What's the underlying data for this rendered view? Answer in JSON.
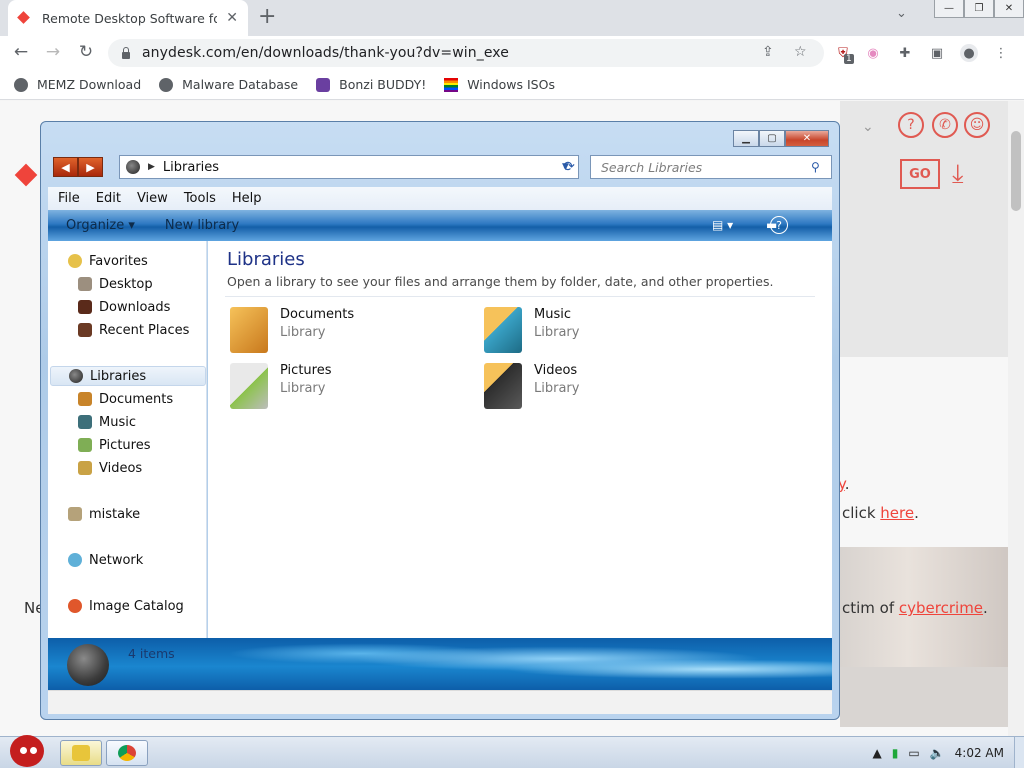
{
  "browser": {
    "tab_title": "Remote Desktop Software for",
    "tab_close": "✕",
    "new_tab": "+",
    "url": "anydesk.com/en/downloads/thank-you?dv=win_exe",
    "bookmarks": [
      {
        "label": "MEMZ Download",
        "icon": "globe-icon"
      },
      {
        "label": "Malware Database",
        "icon": "globe-icon"
      },
      {
        "label": "Bonzi BUDDY!",
        "icon": "bonzi-icon"
      },
      {
        "label": "Windows ISOs",
        "icon": "windows-flag-icon"
      }
    ],
    "extension_badge": "1"
  },
  "webpage": {
    "text_click": "click ",
    "link_here": "here",
    "link_y": "y",
    "text_victim": "ctim of ",
    "link_cybercrime": "cybercrime",
    "text_left": "Ne",
    "go_label": "GO",
    "accent": "#ef443b"
  },
  "explorer": {
    "address": "Libraries",
    "search_placeholder": "Search Libraries",
    "menu": [
      "File",
      "Edit",
      "View",
      "Tools",
      "Help"
    ],
    "commands": {
      "organize": "Organize ▾",
      "new_library": "New library"
    },
    "nav": {
      "favorites": "Favorites",
      "fav_items": [
        "Desktop",
        "Downloads",
        "Recent Places"
      ],
      "libraries": "Libraries",
      "lib_items": [
        "Documents",
        "Music",
        "Pictures",
        "Videos"
      ],
      "user": "mistake",
      "network": "Network",
      "image_catalog": "Image Catalog"
    },
    "heading": "Libraries",
    "subheading": "Open a library to see your files and arrange them by folder, date, and other properties.",
    "libraries": [
      {
        "name": "Documents",
        "type": "Library"
      },
      {
        "name": "Music",
        "type": "Library"
      },
      {
        "name": "Pictures",
        "type": "Library"
      },
      {
        "name": "Videos",
        "type": "Library"
      }
    ],
    "item_count": "4 items"
  },
  "taskbar": {
    "clock": "4:02 AM"
  }
}
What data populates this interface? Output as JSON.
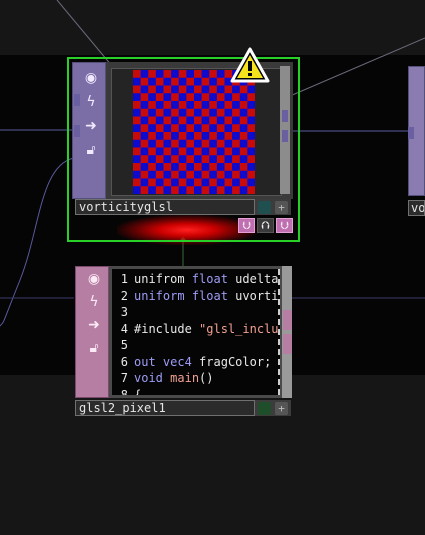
{
  "nodes": {
    "vorticity": {
      "name": "vorticityglsl",
      "side_icons": [
        "viewer-icon",
        "cook-bolt-icon",
        "arrow-right-icon",
        "lock-icon"
      ],
      "has_warning": true,
      "flag_icons": {
        "down_left": "⮋",
        "up": "⮉",
        "down_right": "⮋"
      }
    },
    "pixel": {
      "name": "glsl2_pixel1",
      "side_icons": [
        "viewer-icon",
        "cook-bolt-icon",
        "arrow-right-icon",
        "lock-icon"
      ],
      "code_lines": [
        {
          "num": "1",
          "parts": [
            [
              "",
              "unifrom "
            ],
            [
              "kw",
              "float"
            ],
            [
              "",
              " udelta"
            ]
          ]
        },
        {
          "num": "2",
          "parts": [
            [
              "kw",
              "uniform"
            ],
            [
              "",
              " "
            ],
            [
              "kw",
              "float"
            ],
            [
              "",
              " uvorti"
            ]
          ]
        },
        {
          "num": "3",
          "parts": []
        },
        {
          "num": "4",
          "parts": [
            [
              "",
              "#include "
            ],
            [
              "str",
              "\"glsl_inclu"
            ]
          ]
        },
        {
          "num": "5",
          "parts": []
        },
        {
          "num": "6",
          "parts": [
            [
              "kw",
              "out"
            ],
            [
              "",
              " "
            ],
            [
              "kw",
              "vec4"
            ],
            [
              "",
              " fragColor;"
            ]
          ]
        },
        {
          "num": "7",
          "parts": [
            [
              "kw",
              "void"
            ],
            [
              "",
              " "
            ],
            [
              "str",
              "main"
            ],
            [
              "",
              "()"
            ]
          ]
        },
        {
          "num": "8",
          "parts": [
            [
              "",
              "{"
            ]
          ]
        }
      ]
    },
    "partial_right": {
      "name": "vo"
    }
  },
  "colors": {
    "selection": "#28d028",
    "top_node": "#7b6da6",
    "pixel_node": "#b77ea4",
    "checker_red": "#c80a0a",
    "checker_blue": "#0a0ad0",
    "warning": "#f5e21c"
  }
}
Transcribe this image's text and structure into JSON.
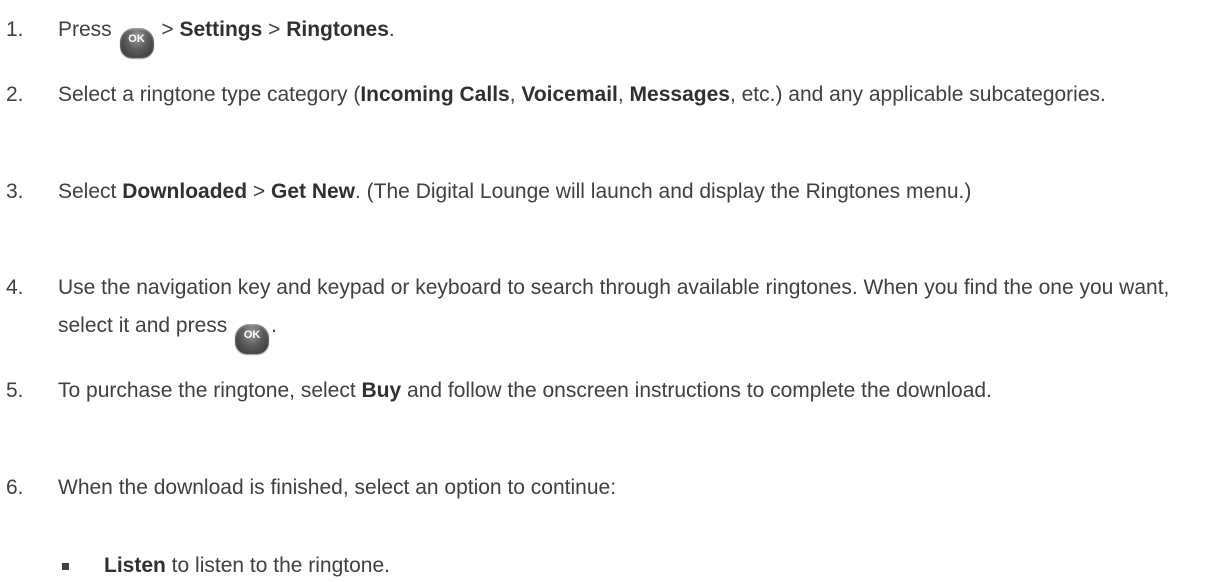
{
  "steps": [
    {
      "number": "1.",
      "parts": [
        "Press ",
        "OK",
        " > ",
        "Settings",
        " > ",
        "Ringtones",
        "."
      ]
    },
    {
      "number": "2.",
      "parts": [
        "Select a ringtone type category (",
        "Incoming Calls",
        ", ",
        "Voicemail",
        ", ",
        "Messages",
        ", etc.) and any applicable subcategories."
      ]
    },
    {
      "number": "3.",
      "parts": [
        "Select ",
        "Downloaded",
        " > ",
        "Get New",
        ". (The Digital Lounge will launch and display the Ringtones menu.)"
      ]
    },
    {
      "number": "4.",
      "parts": [
        "Use the navigation key and keypad or keyboard to search through available ringtones. When you find the one you want, select it and press ",
        "OK",
        "."
      ]
    },
    {
      "number": "5.",
      "parts": [
        "To purchase the ringtone, select ",
        "Buy",
        " and follow the onscreen instructions to complete the download."
      ]
    },
    {
      "number": "6.",
      "parts": [
        "When the download is finished, select an option to continue:"
      ]
    }
  ],
  "bullets": [
    {
      "parts": [
        "Listen",
        " to listen to the ringtone."
      ]
    }
  ],
  "icons": {
    "ok_key": "ok-key-icon"
  }
}
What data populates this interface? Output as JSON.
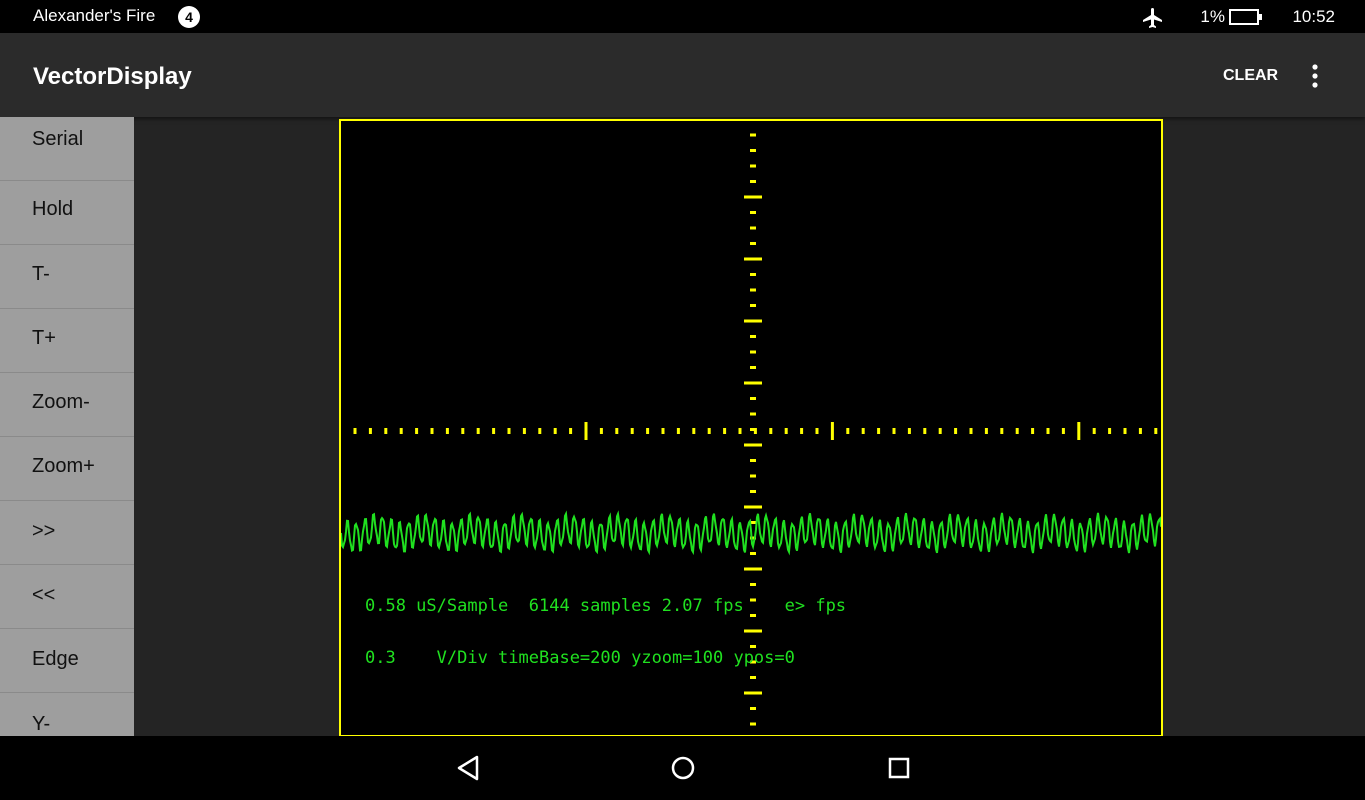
{
  "status": {
    "device_name": "Alexander's Fire",
    "notification_count": "4",
    "battery": "1%",
    "time": "10:52"
  },
  "app": {
    "title": "VectorDisplay",
    "clear_label": "CLEAR"
  },
  "sidebar": {
    "items": [
      {
        "label": "Serial"
      },
      {
        "label": "Hold"
      },
      {
        "label": "T-"
      },
      {
        "label": "T+"
      },
      {
        "label": "Zoom-"
      },
      {
        "label": "Zoom+"
      },
      {
        "label": ">>"
      },
      {
        "label": "<<"
      },
      {
        "label": "Edge"
      },
      {
        "label": "Y-"
      }
    ]
  },
  "scope": {
    "line1": "0.58 uS/Sample  6144 samples 2.07 fps    e> fps",
    "line2": "0.3    V/Div timeBase=200 yzoom=100 ypos=0",
    "colors": {
      "frame": "#ffff00",
      "trace": "#20e020",
      "background": "#000000"
    }
  },
  "icons": [
    "airplane-icon",
    "battery-icon",
    "overflow-menu-icon",
    "back-icon",
    "home-icon",
    "recents-icon"
  ]
}
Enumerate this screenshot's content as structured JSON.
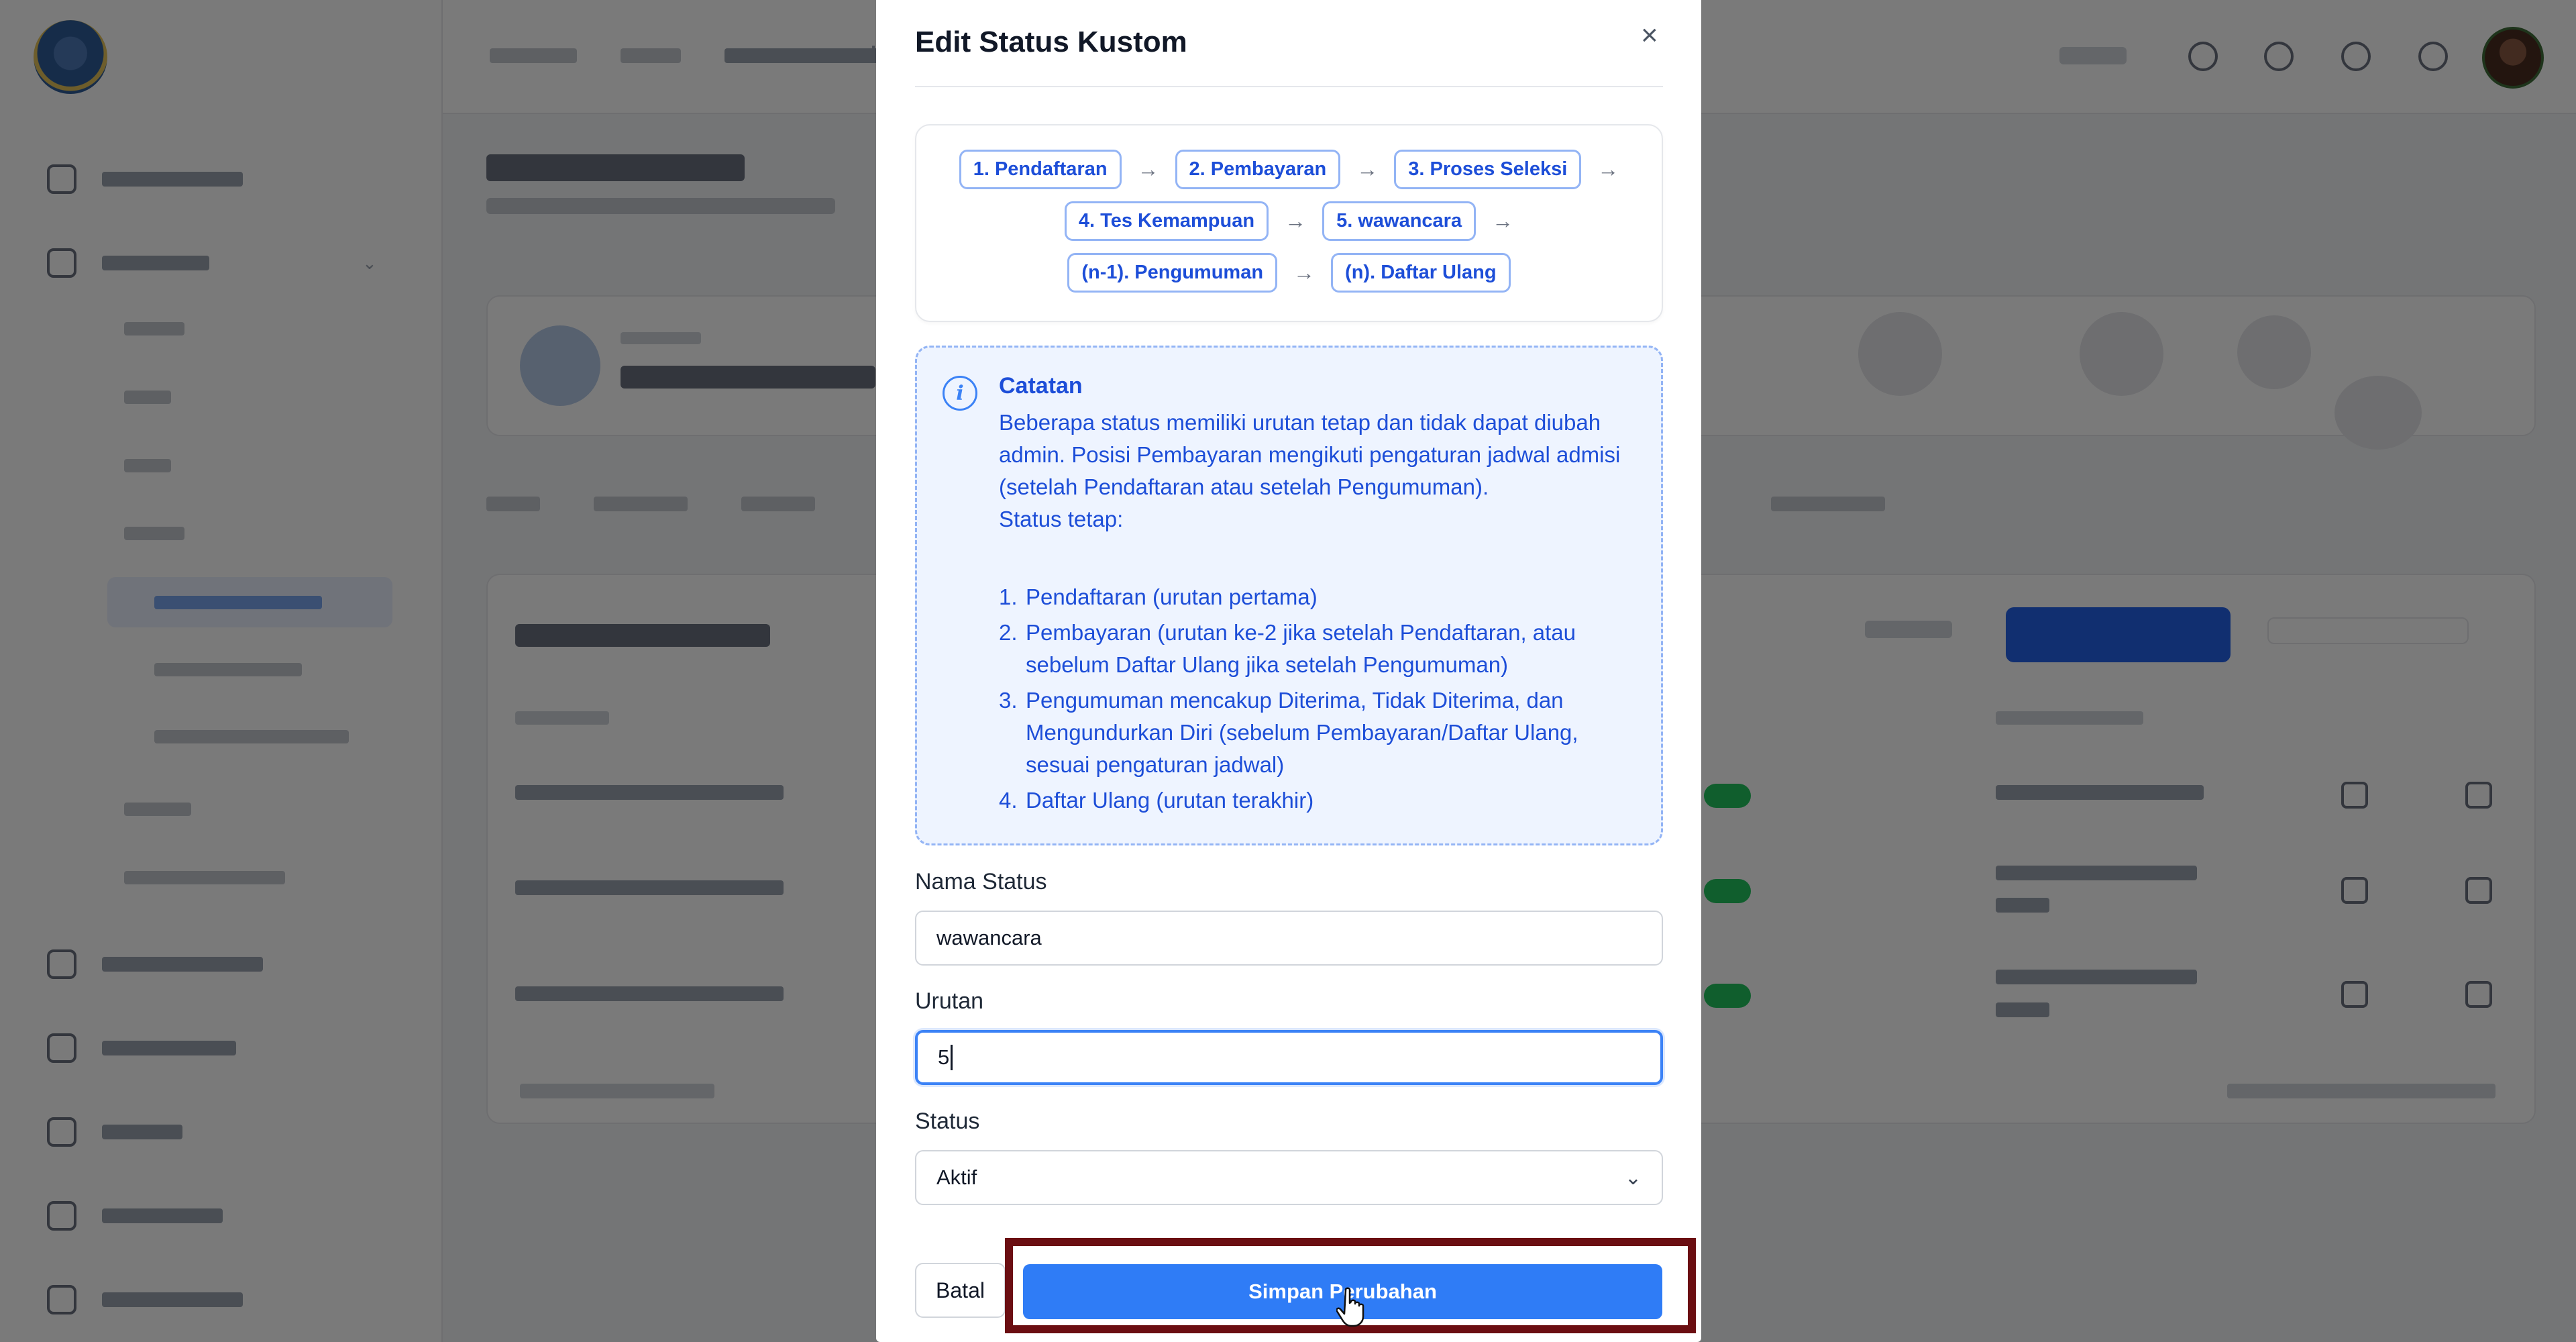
{
  "modal": {
    "title": "Edit Status Kustom",
    "close_label": "×",
    "flow_steps": [
      [
        "1. Pendaftaran",
        "2. Pembayaran",
        "3. Proses Seleksi"
      ],
      [
        "4. Tes Kemampuan",
        "5. wawancara"
      ],
      [
        "(n-1). Pengumuman",
        "(n). Daftar Ulang"
      ]
    ],
    "arrow_glyph": "→",
    "note": {
      "icon": "info-icon",
      "title": "Catatan",
      "body": "Beberapa status memiliki urutan tetap dan tidak dapat diubah admin. Posisi Pembayaran mengikuti pengaturan jadwal admisi (setelah Pendaftaran atau setelah Pengumuman).",
      "fixed_heading": "Status tetap:",
      "items": [
        {
          "num": "1.",
          "text": "Pendaftaran (urutan pertama)"
        },
        {
          "num": "2.",
          "text": "Pembayaran (urutan ke-2 jika setelah Pendaftaran, atau sebelum Daftar Ulang jika setelah Pengumuman)"
        },
        {
          "num": "3.",
          "text": "Pengumuman mencakup Diterima, Tidak Diterima, dan Mengundurkan Diri (sebelum Pembayaran/Daftar Ulang, sesuai pengaturan jadwal)"
        },
        {
          "num": "4.",
          "text": "Daftar Ulang (urutan terakhir)"
        }
      ]
    },
    "fields": {
      "nama_status": {
        "label": "Nama Status",
        "value": "wawancara"
      },
      "urutan": {
        "label": "Urutan",
        "value": "5"
      },
      "status": {
        "label": "Status",
        "value": "Aktif"
      }
    },
    "buttons": {
      "cancel": "Batal",
      "save": "Simpan Perubahan"
    }
  },
  "colors": {
    "primary": "#2f7cf6",
    "chip_text": "#1d4ed8",
    "highlight_border": "#6b0e12"
  }
}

* * * * * * * * *

§ **Required task**
Search the listing for the word "jadwal". Copy every line in which it occurs.

§ **Task output**
      "body": "Beberapa status memiliki urutan tetap dan tidak dapat diubah admin. Posisi Pembayaran mengikuti pengaturan jadwal admisi (setelah Pendaftaran atau setelah Pengumuman).",
          "text": "Pengumuman mencakup Diterima, Tidak Diterima, dan Mengundurkan Diri (sebelum Pembayaran/Daftar Ulang, sesuai pengaturan jadwal)"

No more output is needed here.